■ WHAT IS ASKED
Sort through the data and copy the lines holding the word "Forecast".
* BEGIN DATA SHOWN *
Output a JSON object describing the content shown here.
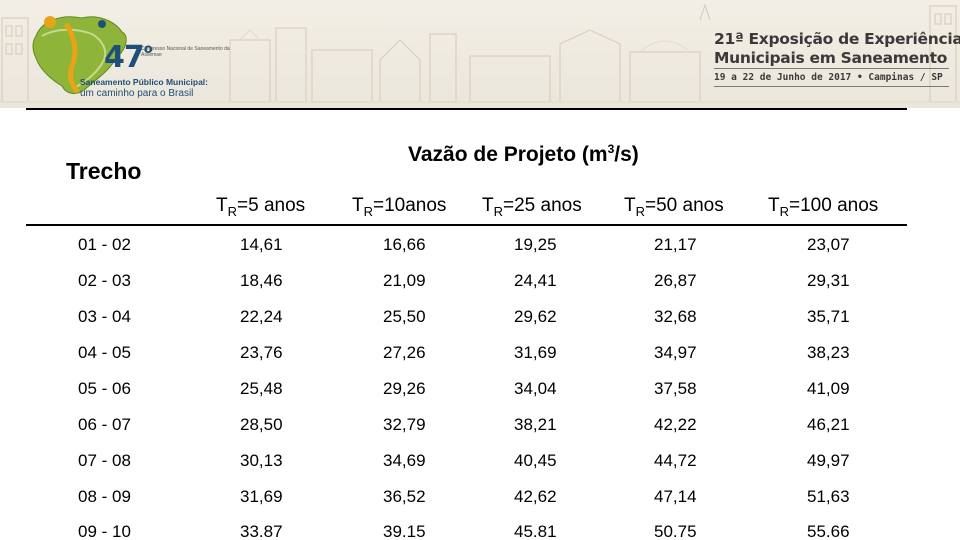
{
  "header": {
    "logo": {
      "edition": "47",
      "edition_suffix": "o",
      "small_text": "Congresso Nacional de Saneamento da Assemae",
      "tagline_line1": "Saneamento Público Municipal:",
      "tagline_line2": "um caminho para o Brasil",
      "colors": {
        "primary": "#1f4e79",
        "accent": "#e8a317",
        "green": "#6a9a2b"
      }
    },
    "event": {
      "title_line1": "21ª Exposição de Experiências",
      "title_line2": "Municipais em Saneamento",
      "date_line": "19 a 22 de Junho de 2017 • Campinas / SP"
    }
  },
  "table": {
    "row_header": "Trecho",
    "group_header": {
      "text": "Vazão de Projeto (m",
      "sup": "3",
      "suffix": "/s)"
    },
    "columns": [
      {
        "prefix": "T",
        "sub": "R",
        "suffix": "=5 anos"
      },
      {
        "prefix": "T",
        "sub": "R",
        "suffix": "=10anos"
      },
      {
        "prefix": "T",
        "sub": "R",
        "suffix": "=25 anos"
      },
      {
        "prefix": "T",
        "sub": "R",
        "suffix": "=50 anos"
      },
      {
        "prefix": "T",
        "sub": "R",
        "suffix": "=100 anos"
      }
    ],
    "rows": [
      {
        "trecho": "01 - 02",
        "values": [
          "14,61",
          "16,66",
          "19,25",
          "21,17",
          "23,07"
        ]
      },
      {
        "trecho": "02 - 03",
        "values": [
          "18,46",
          "21,09",
          "24,41",
          "26,87",
          "29,31"
        ]
      },
      {
        "trecho": "03 - 04",
        "values": [
          "22,24",
          "25,50",
          "29,62",
          "32,68",
          "35,71"
        ]
      },
      {
        "trecho": "04 - 05",
        "values": [
          "23,76",
          "27,26",
          "31,69",
          "34,97",
          "38,23"
        ]
      },
      {
        "trecho": "05 - 06",
        "values": [
          "25,48",
          "29,26",
          "34,04",
          "37,58",
          "41,09"
        ]
      },
      {
        "trecho": "06 - 07",
        "values": [
          "28,50",
          "32,79",
          "38,21",
          "42,22",
          "46,21"
        ]
      },
      {
        "trecho": "07 - 08",
        "values": [
          "30,13",
          "34,69",
          "40,45",
          "44,72",
          "49,97"
        ]
      },
      {
        "trecho": "08 - 09",
        "values": [
          "31,69",
          "36,52",
          "42,62",
          "47,14",
          "51,63"
        ]
      },
      {
        "trecho": "09 - 10",
        "values": [
          "33.87",
          "39.15",
          "45.81",
          "50.75",
          "55.66"
        ]
      }
    ]
  }
}
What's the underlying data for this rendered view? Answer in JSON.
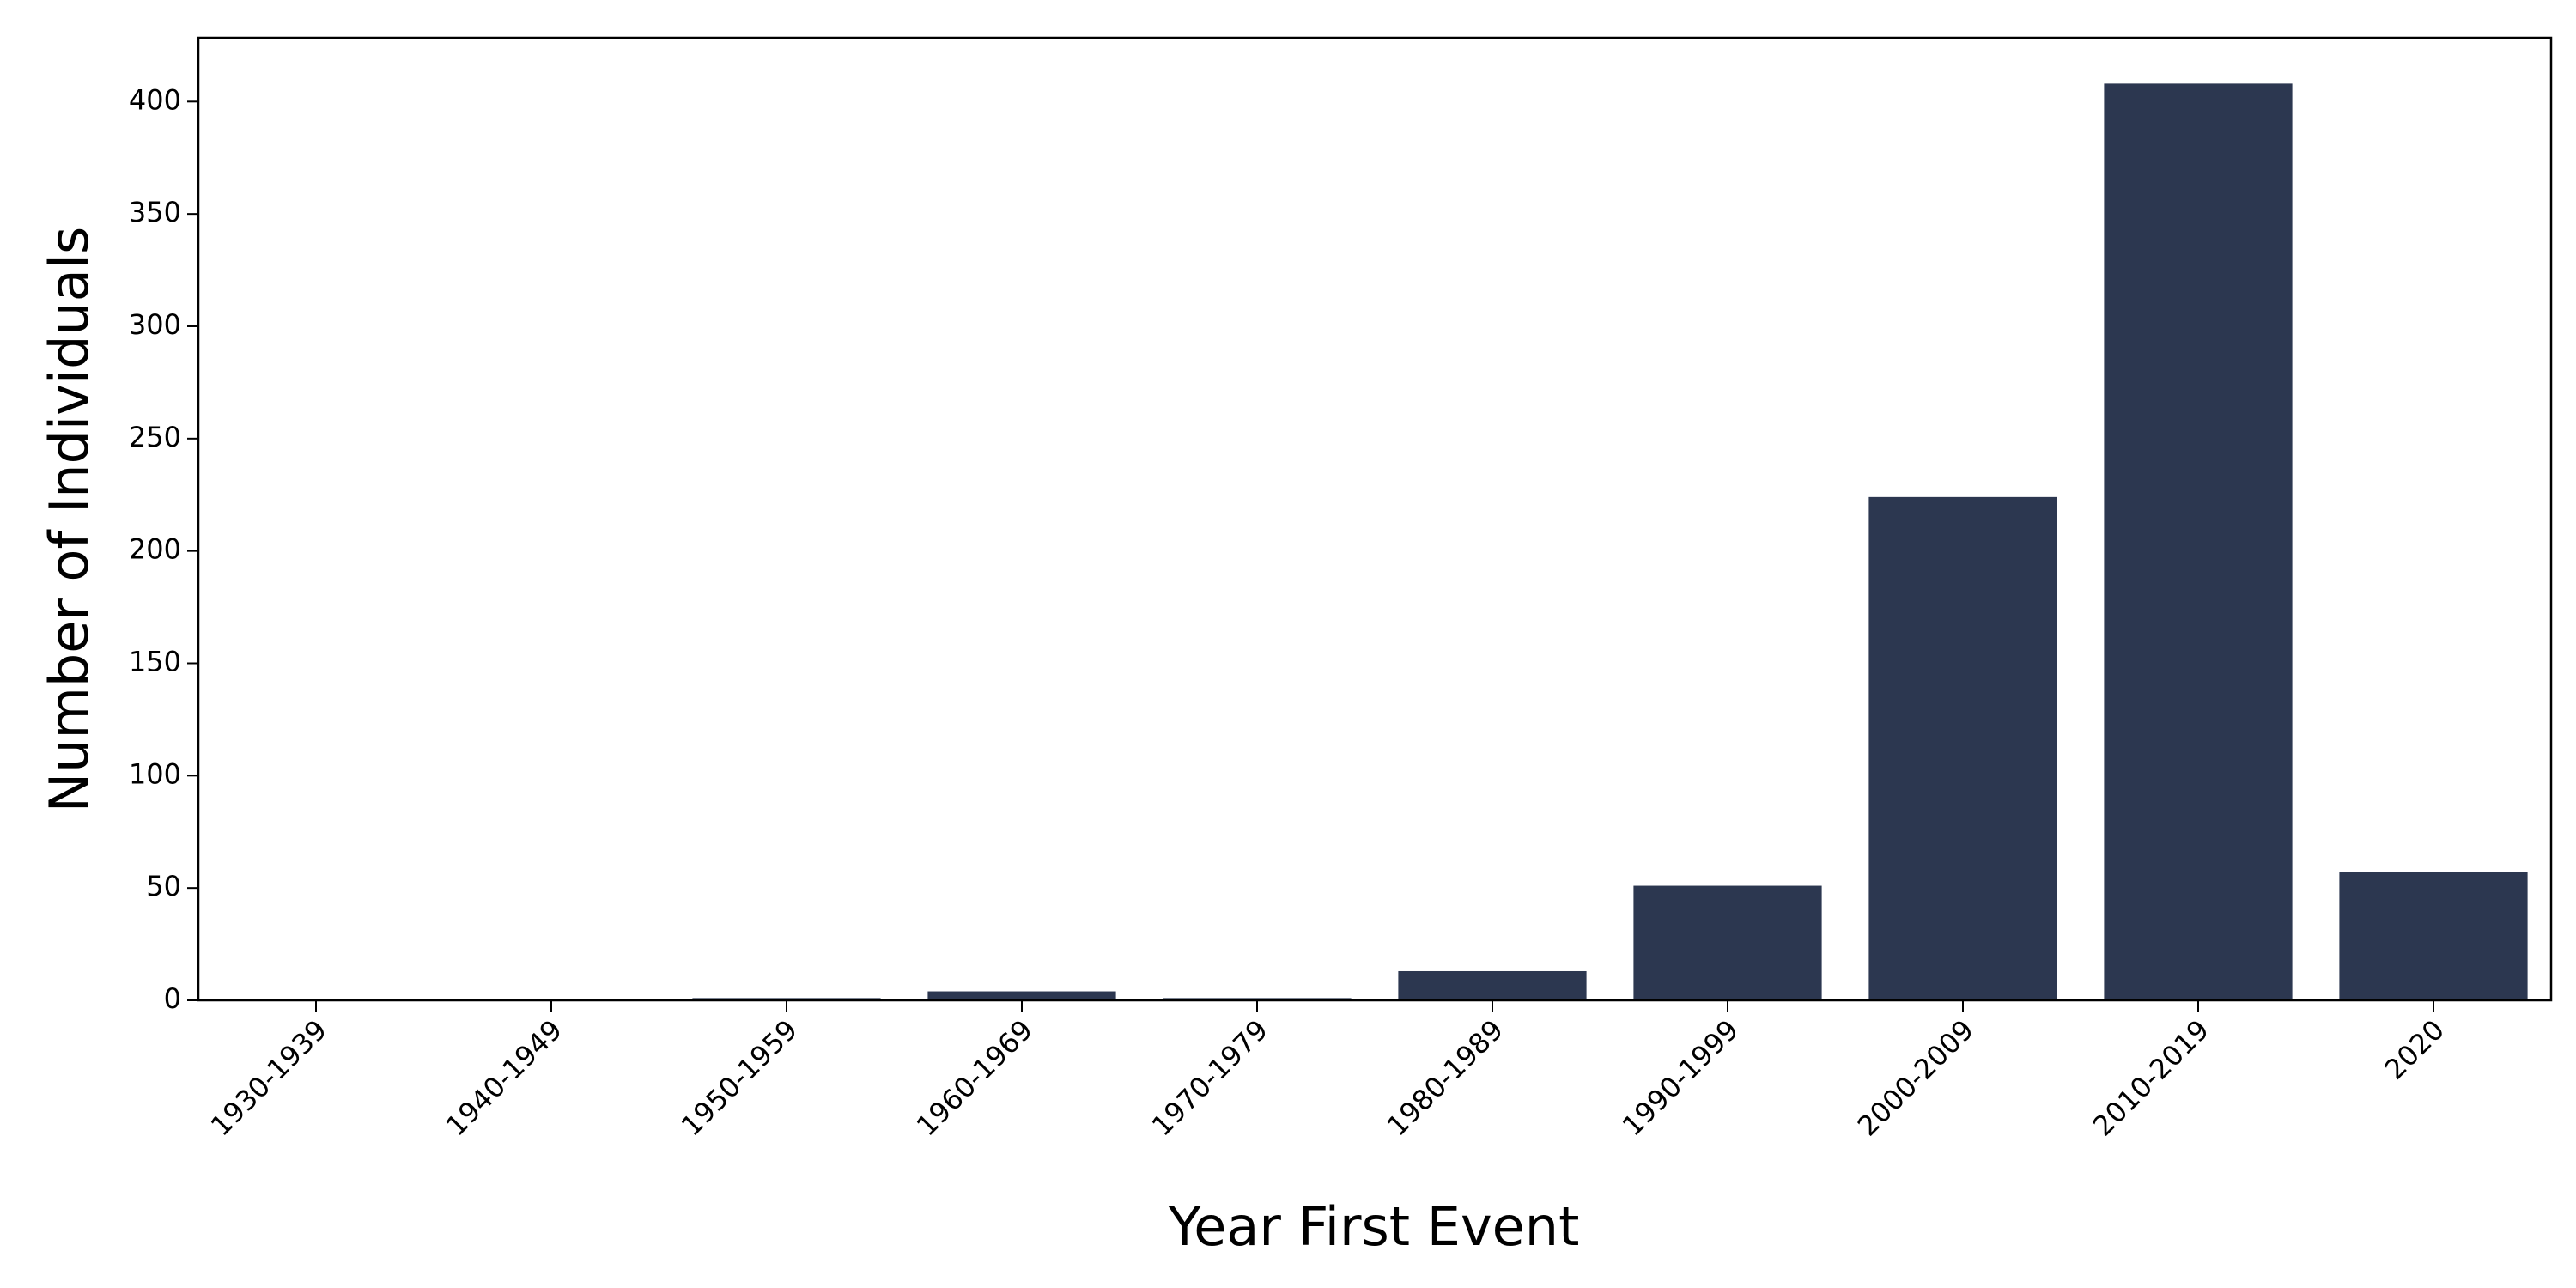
{
  "chart_data": {
    "type": "bar",
    "x_label": "Year First Event",
    "y_label": "Number of Individuals",
    "categories": [
      "1930-1939",
      "1940-1949",
      "1950-1959",
      "1960-1969",
      "1970-1979",
      "1980-1989",
      "1990-1999",
      "2000-2009",
      "2010-2019",
      "2020"
    ],
    "values": [
      0,
      0,
      1,
      4,
      1,
      13,
      51,
      224,
      408,
      57
    ],
    "color": "#2c3750",
    "ylim": [
      0,
      428.4
    ],
    "yticks": [
      0,
      50,
      100,
      150,
      200,
      250,
      300,
      350,
      400
    ],
    "grid": false
  }
}
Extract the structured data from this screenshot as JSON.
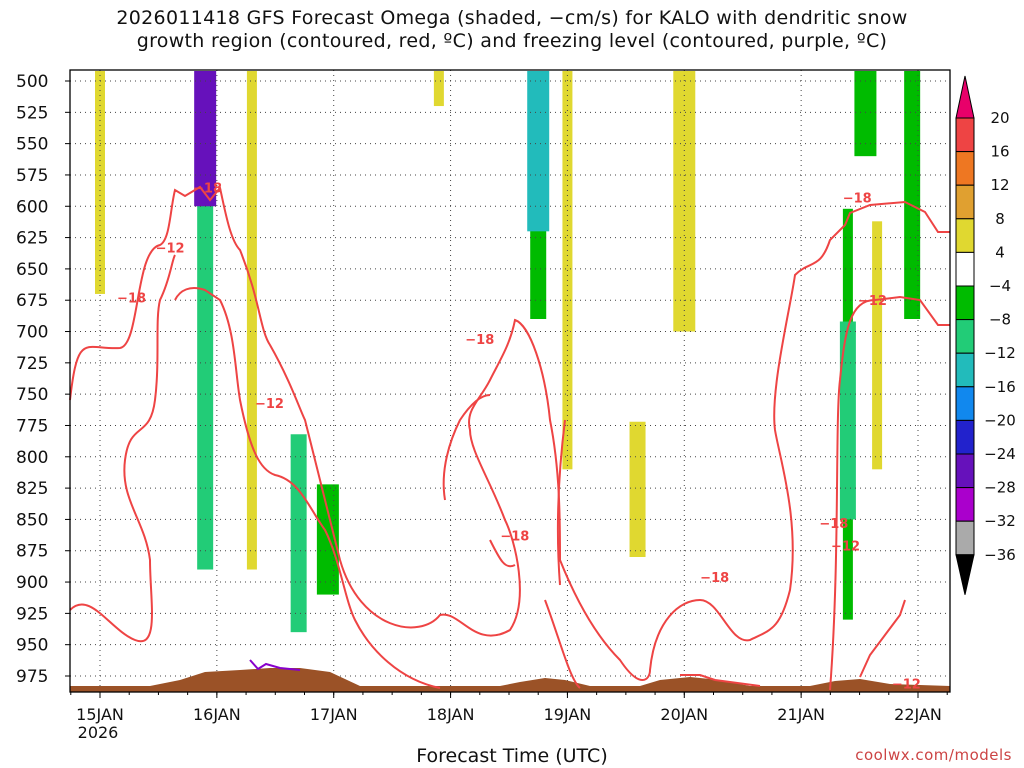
{
  "title": {
    "line1": "2026011418 GFS Forecast Omega (shaded, −cm/s) for KALO with dendritic snow",
    "line2": "growth region (contoured, red, ºC) and freezing level (contoured, purple, ºC)"
  },
  "credit": "coolwx.com/models",
  "chart_data": {
    "type": "heatmap",
    "xlabel": "Forecast Time (UTC)",
    "ylabel": "",
    "x_ticks": [
      "15JAN",
      "16JAN",
      "17JAN",
      "18JAN",
      "19JAN",
      "20JAN",
      "21JAN",
      "22JAN"
    ],
    "x_sub_label": "2026",
    "y_ticks": [
      500,
      525,
      550,
      575,
      600,
      625,
      650,
      675,
      700,
      725,
      750,
      775,
      800,
      825,
      850,
      875,
      900,
      925,
      950,
      975
    ],
    "y_axis_units": "hPa",
    "y_inverted": true,
    "grid": true,
    "colorbar": {
      "labels": [
        "20",
        "16",
        "12",
        "8",
        "4",
        "−4",
        "−8",
        "−12",
        "−16",
        "−20",
        "−24",
        "−28",
        "−32",
        "−36"
      ],
      "colors": [
        "#e8006a",
        "#ee4444",
        "#ee7722",
        "#e0a030",
        "#e0d830",
        "#ffffff",
        "#00bb00",
        "#22cc77",
        "#22bbbb",
        "#1188ee",
        "#2222cc",
        "#6611bb",
        "#aa00cc",
        "#aaaaaa",
        "#000000"
      ]
    },
    "shading": [
      {
        "day": 15.0,
        "p_top": 500,
        "p_bot": 670,
        "value": 5,
        "color": "#e0d830"
      },
      {
        "day": 15.9,
        "p_top": 500,
        "p_bot": 890,
        "value": -10,
        "color": "#22cc77"
      },
      {
        "day": 15.9,
        "p_top": 500,
        "p_bot": 600,
        "value": -25,
        "color": "#6611bb"
      },
      {
        "day": 16.3,
        "p_top": 500,
        "p_bot": 890,
        "value": 5,
        "color": "#e0d830"
      },
      {
        "day": 16.7,
        "p_top": 790,
        "p_bot": 940,
        "value": -10,
        "color": "#22cc77"
      },
      {
        "day": 16.95,
        "p_top": 830,
        "p_bot": 910,
        "value": -6,
        "color": "#00bb00"
      },
      {
        "day": 17.9,
        "p_top": 500,
        "p_bot": 520,
        "value": 5,
        "color": "#e0d830"
      },
      {
        "day": 18.75,
        "p_top": 500,
        "p_bot": 690,
        "value": -6,
        "color": "#00bb00"
      },
      {
        "day": 18.75,
        "p_top": 500,
        "p_bot": 620,
        "value": -12,
        "color": "#22bbbb"
      },
      {
        "day": 19.0,
        "p_top": 500,
        "p_bot": 810,
        "value": 5,
        "color": "#e0d830"
      },
      {
        "day": 19.6,
        "p_top": 780,
        "p_bot": 880,
        "value": 5,
        "color": "#e0d830"
      },
      {
        "day": 20.0,
        "p_top": 500,
        "p_bot": 700,
        "value": 5,
        "color": "#e0d830"
      },
      {
        "day": 21.4,
        "p_top": 610,
        "p_bot": 930,
        "value": -8,
        "color": "#00bb00"
      },
      {
        "day": 21.4,
        "p_top": 700,
        "p_bot": 850,
        "value": -12,
        "color": "#22cc77"
      },
      {
        "day": 21.55,
        "p_top": 500,
        "p_bot": 560,
        "value": -8,
        "color": "#00bb00"
      },
      {
        "day": 21.65,
        "p_top": 620,
        "p_bot": 810,
        "value": 5,
        "color": "#e0d830"
      },
      {
        "day": 21.95,
        "p_top": 500,
        "p_bot": 690,
        "value": -8,
        "color": "#00bb00"
      }
    ],
    "contours": [
      {
        "label": "−18",
        "color": "#ee4444"
      },
      {
        "label": "−12",
        "color": "#ee4444"
      },
      {
        "label": "−12",
        "color": "#ee4444"
      }
    ],
    "contour_labels": [
      {
        "text": "−18",
        "day": 15.92,
        "p": 585
      },
      {
        "text": "−12",
        "day": 15.6,
        "p": 633
      },
      {
        "text": "−18",
        "day": 15.27,
        "p": 673
      },
      {
        "text": "−12",
        "day": 16.45,
        "p": 757
      },
      {
        "text": "−18",
        "day": 18.25,
        "p": 706
      },
      {
        "text": "−18",
        "day": 18.55,
        "p": 863
      },
      {
        "text": "−18",
        "day": 20.26,
        "p": 896
      },
      {
        "text": "−18",
        "day": 21.28,
        "p": 853
      },
      {
        "text": "−12",
        "day": 21.38,
        "p": 871
      },
      {
        "text": "−12",
        "day": 21.9,
        "p": 981
      },
      {
        "text": "−18",
        "day": 21.48,
        "p": 593
      },
      {
        "text": "−12",
        "day": 21.61,
        "p": 675
      }
    ]
  }
}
* END DATA SHOWN *
■ OUTPUT FOR THIS TASK
    "line1": "2026011418 GFS Forecast Omega (shaded, −cm/s) for KALO with dendritic snow",
    "xlabel": "Forecast Time (UTC)",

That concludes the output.